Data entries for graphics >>
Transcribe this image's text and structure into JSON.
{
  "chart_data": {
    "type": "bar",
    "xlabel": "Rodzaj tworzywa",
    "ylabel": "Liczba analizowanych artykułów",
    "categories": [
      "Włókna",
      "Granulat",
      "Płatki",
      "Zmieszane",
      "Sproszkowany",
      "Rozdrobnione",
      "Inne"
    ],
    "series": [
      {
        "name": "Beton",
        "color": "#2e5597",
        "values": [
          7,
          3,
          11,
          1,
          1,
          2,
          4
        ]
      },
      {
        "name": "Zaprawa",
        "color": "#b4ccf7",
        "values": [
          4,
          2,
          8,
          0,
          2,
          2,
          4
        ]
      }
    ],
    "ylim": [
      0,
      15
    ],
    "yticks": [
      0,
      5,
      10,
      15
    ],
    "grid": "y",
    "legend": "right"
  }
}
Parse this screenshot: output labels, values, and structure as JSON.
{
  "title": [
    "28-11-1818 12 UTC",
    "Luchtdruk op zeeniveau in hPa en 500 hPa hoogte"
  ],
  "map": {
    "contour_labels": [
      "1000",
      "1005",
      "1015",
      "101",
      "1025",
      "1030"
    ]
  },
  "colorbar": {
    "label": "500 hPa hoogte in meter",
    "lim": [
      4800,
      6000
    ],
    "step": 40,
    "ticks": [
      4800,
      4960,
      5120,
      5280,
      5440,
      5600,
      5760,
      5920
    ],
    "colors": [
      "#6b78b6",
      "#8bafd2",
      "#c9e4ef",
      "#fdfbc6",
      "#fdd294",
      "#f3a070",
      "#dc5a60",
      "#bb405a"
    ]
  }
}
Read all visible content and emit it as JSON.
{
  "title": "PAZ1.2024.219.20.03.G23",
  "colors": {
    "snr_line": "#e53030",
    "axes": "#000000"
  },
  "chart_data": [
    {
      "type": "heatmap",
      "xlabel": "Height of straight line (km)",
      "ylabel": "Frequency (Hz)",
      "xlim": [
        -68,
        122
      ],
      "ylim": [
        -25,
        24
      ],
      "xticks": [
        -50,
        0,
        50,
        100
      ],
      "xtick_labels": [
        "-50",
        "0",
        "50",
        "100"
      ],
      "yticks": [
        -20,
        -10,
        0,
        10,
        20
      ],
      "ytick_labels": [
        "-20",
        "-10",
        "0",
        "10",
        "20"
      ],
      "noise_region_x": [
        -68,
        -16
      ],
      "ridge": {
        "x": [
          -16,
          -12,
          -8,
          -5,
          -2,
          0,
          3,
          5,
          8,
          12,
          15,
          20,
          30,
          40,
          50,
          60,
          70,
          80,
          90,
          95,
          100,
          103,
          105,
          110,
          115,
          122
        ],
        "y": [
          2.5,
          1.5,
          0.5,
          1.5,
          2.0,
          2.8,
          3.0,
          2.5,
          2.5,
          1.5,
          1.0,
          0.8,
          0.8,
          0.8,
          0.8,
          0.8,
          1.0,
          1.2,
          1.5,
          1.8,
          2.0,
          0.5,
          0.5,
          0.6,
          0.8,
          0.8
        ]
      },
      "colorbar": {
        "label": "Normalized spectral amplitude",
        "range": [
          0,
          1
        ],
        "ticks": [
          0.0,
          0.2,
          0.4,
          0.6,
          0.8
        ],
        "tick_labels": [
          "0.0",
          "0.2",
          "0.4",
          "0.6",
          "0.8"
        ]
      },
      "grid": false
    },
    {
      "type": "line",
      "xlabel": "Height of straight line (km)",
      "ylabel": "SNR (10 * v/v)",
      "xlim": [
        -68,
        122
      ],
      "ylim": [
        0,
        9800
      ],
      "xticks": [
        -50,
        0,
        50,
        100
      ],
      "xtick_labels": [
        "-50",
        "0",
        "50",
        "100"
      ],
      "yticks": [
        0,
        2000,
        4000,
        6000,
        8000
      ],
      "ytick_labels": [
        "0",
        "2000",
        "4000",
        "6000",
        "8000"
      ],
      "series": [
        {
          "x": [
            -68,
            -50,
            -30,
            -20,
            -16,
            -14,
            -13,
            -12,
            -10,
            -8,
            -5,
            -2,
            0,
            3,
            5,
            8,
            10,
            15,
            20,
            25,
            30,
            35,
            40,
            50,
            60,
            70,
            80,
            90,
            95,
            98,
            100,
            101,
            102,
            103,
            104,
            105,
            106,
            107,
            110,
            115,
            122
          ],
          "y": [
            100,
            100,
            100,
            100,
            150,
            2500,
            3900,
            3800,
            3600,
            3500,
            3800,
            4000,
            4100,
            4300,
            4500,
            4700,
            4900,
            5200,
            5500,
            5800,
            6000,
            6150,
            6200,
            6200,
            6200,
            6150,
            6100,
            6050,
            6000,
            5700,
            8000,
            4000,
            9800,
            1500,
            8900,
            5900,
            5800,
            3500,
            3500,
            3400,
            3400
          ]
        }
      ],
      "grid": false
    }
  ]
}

Exercise requirements >>
Quote the whole listing above, leaving nothing out.

Output of the exercise >>
Transcribe this image's text and structure into JSON.
{
  "chart_data": {
    "type": "bar",
    "xlabel": "Rodzaj tworzywa",
    "ylabel": "Liczba analizowanych artykułów",
    "categories": [
      "Włókna",
      "Granulat",
      "Płatki",
      "Zmieszane",
      "Sproszkowany",
      "Rozdrobnione",
      "Inne"
    ],
    "series": [
      {
        "name": "Beton",
        "color": "#2e5597",
        "values": [
          7,
          3,
          11,
          1,
          1,
          2,
          4
        ]
      },
      {
        "name": "Zaprawa",
        "color": "#b4ccf7",
        "values": [
          4,
          2,
          8,
          0,
          2,
          2,
          4
        ]
      }
    ],
    "ylim": [
      0,
      15
    ],
    "yticks": [
      0,
      5,
      10,
      15
    ],
    "grid": "y",
    "legend": "right"
  }
}
Parse this screenshot: output labels, values, and structure as JSON.
{
  "title": [
    "28-11-1818 12 UTC",
    "Luchtdruk op zeeniveau in hPa en 500 hPa hoogte"
  ],
  "map": {
    "contour_labels": [
      "1000",
      "1005",
      "1015",
      "101",
      "1025",
      "1030"
    ]
  },
  "colorbar": {
    "label": "500 hPa hoogte in meter",
    "lim": [
      4800,
      6000
    ],
    "step": 40,
    "ticks": [
      4800,
      4960,
      5120,
      5280,
      5440,
      5600,
      5760,
      5920
    ],
    "colors": [
      "#6b78b6",
      "#8bafd2",
      "#c9e4ef",
      "#fdfbc6",
      "#fdd294",
      "#f3a070",
      "#dc5a60",
      "#bb405a"
    ]
  }
}
Read all visible content and emit it as JSON.
{
  "title": "PAZ1.2024.219.20.03.G23",
  "colors": {
    "snr_line": "#e53030",
    "axes": "#000000"
  },
  "chart_data": [
    {
      "type": "heatmap",
      "xlabel": "Height of straight line (km)",
      "ylabel": "Frequency (Hz)",
      "xlim": [
        -68,
        122
      ],
      "ylim": [
        -25,
        24
      ],
      "xticks": [
        -50,
        0,
        50,
        100
      ],
      "xtick_labels": [
        "-50",
        "0",
        "50",
        "100"
      ],
      "yticks": [
        -20,
        -10,
        0,
        10,
        20
      ],
      "ytick_labels": [
        "-20",
        "-10",
        "0",
        "10",
        "20"
      ],
      "noise_region_x": [
        -68,
        -16
      ],
      "ridge": {
        "x": [
          -16,
          -12,
          -8,
          -5,
          -2,
          0,
          3,
          5,
          8,
          12,
          15,
          20,
          30,
          40,
          50,
          60,
          70,
          80,
          90,
          95,
          100,
          103,
          105,
          110,
          115,
          122
        ],
        "y": [
          2.5,
          1.5,
          0.5,
          1.5,
          2.0,
          2.8,
          3.0,
          2.5,
          2.5,
          1.5,
          1.0,
          0.8,
          0.8,
          0.8,
          0.8,
          0.8,
          1.0,
          1.2,
          1.5,
          1.8,
          2.0,
          0.5,
          0.5,
          0.6,
          0.8,
          0.8
        ]
      },
      "colorbar": {
        "label": "Normalized spectral amplitude",
        "range": [
          0,
          1
        ],
        "ticks": [
          0.0,
          0.2,
          0.4,
          0.6,
          0.8
        ],
        "tick_labels": [
          "0.0",
          "0.2",
          "0.4",
          "0.6",
          "0.8"
        ]
      },
      "grid": false
    },
    {
      "type": "line",
      "xlabel": "Height of straight line (km)",
      "ylabel": "SNR (10 * v/v)",
      "xlim": [
        -68,
        122
      ],
      "ylim": [
        0,
        9800
      ],
      "xticks": [
        -50,
        0,
        50,
        100
      ],
      "xtick_labels": [
        "-50",
        "0",
        "50",
        "100"
      ],
      "yticks": [
        0,
        2000,
        4000,
        6000,
        8000
      ],
      "ytick_labels": [
        "0",
        "2000",
        "4000",
        "6000",
        "8000"
      ],
      "series": [
        {
          "x": [
            -68,
            -50,
            -30,
            -20,
            -16,
            -14,
            -13,
            -12,
            -10,
            -8,
            -5,
            -2,
            0,
            3,
            5,
            8,
            10,
            15,
            20,
            25,
            30,
            35,
            40,
            50,
            60,
            70,
            80,
            90,
            95,
            98,
            100,
            101,
            102,
            103,
            104,
            105,
            106,
            107,
            110,
            115,
            122
          ],
          "y": [
            100,
            100,
            100,
            100,
            150,
            2500,
            3900,
            3800,
            3600,
            3500,
            3800,
            4000,
            4100,
            4300,
            4500,
            4700,
            4900,
            5200,
            5500,
            5800,
            6000,
            6150,
            6200,
            6200,
            6200,
            6150,
            6100,
            6050,
            6000,
            5700,
            8000,
            4000,
            9800,
            1500,
            8900,
            5900,
            5800,
            3500,
            3500,
            3400,
            3400
          ]
        }
      ],
      "grid": false
    }
  ]
}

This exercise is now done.